# SET PROBLEM
Copy each line exactly.
---------- MATERIAL FOR THIS EXERCISE
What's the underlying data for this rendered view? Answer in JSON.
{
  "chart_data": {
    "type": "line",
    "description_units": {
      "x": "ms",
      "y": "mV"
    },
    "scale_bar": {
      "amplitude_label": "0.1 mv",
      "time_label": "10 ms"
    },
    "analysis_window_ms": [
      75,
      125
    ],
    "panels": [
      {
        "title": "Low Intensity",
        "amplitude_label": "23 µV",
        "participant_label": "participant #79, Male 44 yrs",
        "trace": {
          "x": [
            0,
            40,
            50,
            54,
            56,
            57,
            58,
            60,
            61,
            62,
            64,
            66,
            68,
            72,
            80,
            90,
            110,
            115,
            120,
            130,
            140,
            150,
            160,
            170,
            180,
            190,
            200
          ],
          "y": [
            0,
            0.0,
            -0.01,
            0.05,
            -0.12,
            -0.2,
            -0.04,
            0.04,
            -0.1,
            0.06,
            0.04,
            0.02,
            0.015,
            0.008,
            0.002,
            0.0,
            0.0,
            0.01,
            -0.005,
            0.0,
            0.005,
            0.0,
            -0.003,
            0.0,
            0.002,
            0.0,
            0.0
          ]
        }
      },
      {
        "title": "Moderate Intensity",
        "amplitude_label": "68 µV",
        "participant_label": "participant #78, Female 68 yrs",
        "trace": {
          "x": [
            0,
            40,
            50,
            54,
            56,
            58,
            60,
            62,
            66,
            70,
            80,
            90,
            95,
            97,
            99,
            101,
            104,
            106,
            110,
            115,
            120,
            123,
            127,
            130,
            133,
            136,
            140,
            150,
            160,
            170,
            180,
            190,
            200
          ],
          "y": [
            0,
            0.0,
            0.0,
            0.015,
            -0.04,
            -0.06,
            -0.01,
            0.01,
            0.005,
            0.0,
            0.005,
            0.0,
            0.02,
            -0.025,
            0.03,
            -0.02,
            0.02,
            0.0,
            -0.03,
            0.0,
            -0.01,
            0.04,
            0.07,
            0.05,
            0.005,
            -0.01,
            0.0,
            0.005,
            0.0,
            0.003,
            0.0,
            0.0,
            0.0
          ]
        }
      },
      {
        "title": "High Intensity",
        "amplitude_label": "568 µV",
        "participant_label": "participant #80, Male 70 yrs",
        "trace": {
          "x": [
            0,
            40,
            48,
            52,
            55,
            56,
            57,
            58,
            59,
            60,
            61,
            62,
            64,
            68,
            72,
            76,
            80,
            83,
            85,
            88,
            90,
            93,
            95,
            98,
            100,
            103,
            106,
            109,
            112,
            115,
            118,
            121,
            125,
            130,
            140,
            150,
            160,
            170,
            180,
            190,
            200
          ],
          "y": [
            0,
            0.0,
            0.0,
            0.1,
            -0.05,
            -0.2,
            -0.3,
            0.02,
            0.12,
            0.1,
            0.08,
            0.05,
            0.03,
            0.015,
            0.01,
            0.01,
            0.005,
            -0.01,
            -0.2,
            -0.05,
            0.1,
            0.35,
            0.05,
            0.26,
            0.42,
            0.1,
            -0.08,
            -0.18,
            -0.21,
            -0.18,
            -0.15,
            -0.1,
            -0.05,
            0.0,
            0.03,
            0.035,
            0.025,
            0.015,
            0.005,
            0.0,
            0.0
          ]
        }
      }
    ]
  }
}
--------------------
# COMPLETED TASK
What's the underlying data for this rendered view? Answer in JSON.
{
  "chart_data": {
    "type": "line",
    "description_units": {
      "x": "ms",
      "y": "mV"
    },
    "scale_bar": {
      "amplitude_label": "0.1 mv",
      "time_label": "10 ms"
    },
    "analysis_window_ms": [
      75,
      125
    ],
    "panels": [
      {
        "title": "Low Intensity",
        "amplitude_label": "23 µV",
        "participant_label": "participant #79, Male 44 yrs",
        "trace": {
          "x": [
            0,
            40,
            50,
            54,
            56,
            57,
            58,
            60,
            61,
            62,
            64,
            66,
            68,
            72,
            80,
            90,
            110,
            115,
            120,
            130,
            140,
            150,
            160,
            170,
            180,
            190,
            200
          ],
          "y": [
            0,
            0.0,
            -0.01,
            0.05,
            -0.12,
            -0.2,
            -0.04,
            0.04,
            -0.1,
            0.06,
            0.04,
            0.02,
            0.015,
            0.008,
            0.002,
            0.0,
            0.0,
            0.01,
            -0.005,
            0.0,
            0.005,
            0.0,
            -0.003,
            0.0,
            0.002,
            0.0,
            0.0
          ]
        }
      },
      {
        "title": "Moderate Intensity",
        "amplitude_label": "68 µV",
        "participant_label": "participant #78, Female 68 yrs",
        "trace": {
          "x": [
            0,
            40,
            50,
            54,
            56,
            58,
            60,
            62,
            66,
            70,
            80,
            90,
            95,
            97,
            99,
            101,
            104,
            106,
            110,
            115,
            120,
            123,
            127,
            130,
            133,
            136,
            140,
            150,
            160,
            170,
            180,
            190,
            200
          ],
          "y": [
            0,
            0.0,
            0.0,
            0.015,
            -0.04,
            -0.06,
            -0.01,
            0.01,
            0.005,
            0.0,
            0.005,
            0.0,
            0.02,
            -0.025,
            0.03,
            -0.02,
            0.02,
            0.0,
            -0.03,
            0.0,
            -0.01,
            0.04,
            0.07,
            0.05,
            0.005,
            -0.01,
            0.0,
            0.005,
            0.0,
            0.003,
            0.0,
            0.0,
            0.0
          ]
        }
      },
      {
        "title": "High Intensity",
        "amplitude_label": "568 µV",
        "participant_label": "participant #80, Male 70 yrs",
        "trace": {
          "x": [
            0,
            40,
            48,
            52,
            55,
            56,
            57,
            58,
            59,
            60,
            61,
            62,
            64,
            68,
            72,
            76,
            80,
            83,
            85,
            88,
            90,
            93,
            95,
            98,
            100,
            103,
            106,
            109,
            112,
            115,
            118,
            121,
            125,
            130,
            140,
            150,
            160,
            170,
            180,
            190,
            200
          ],
          "y": [
            0,
            0.0,
            0.0,
            0.1,
            -0.05,
            -0.2,
            -0.3,
            0.02,
            0.12,
            0.1,
            0.08,
            0.05,
            0.03,
            0.015,
            0.01,
            0.01,
            0.005,
            -0.01,
            -0.2,
            -0.05,
            0.1,
            0.35,
            0.05,
            0.26,
            0.42,
            0.1,
            -0.08,
            -0.18,
            -0.21,
            -0.18,
            -0.15,
            -0.1,
            -0.05,
            0.0,
            0.03,
            0.035,
            0.025,
            0.015,
            0.005,
            0.0,
            0.0
          ]
        }
      }
    ]
  }
}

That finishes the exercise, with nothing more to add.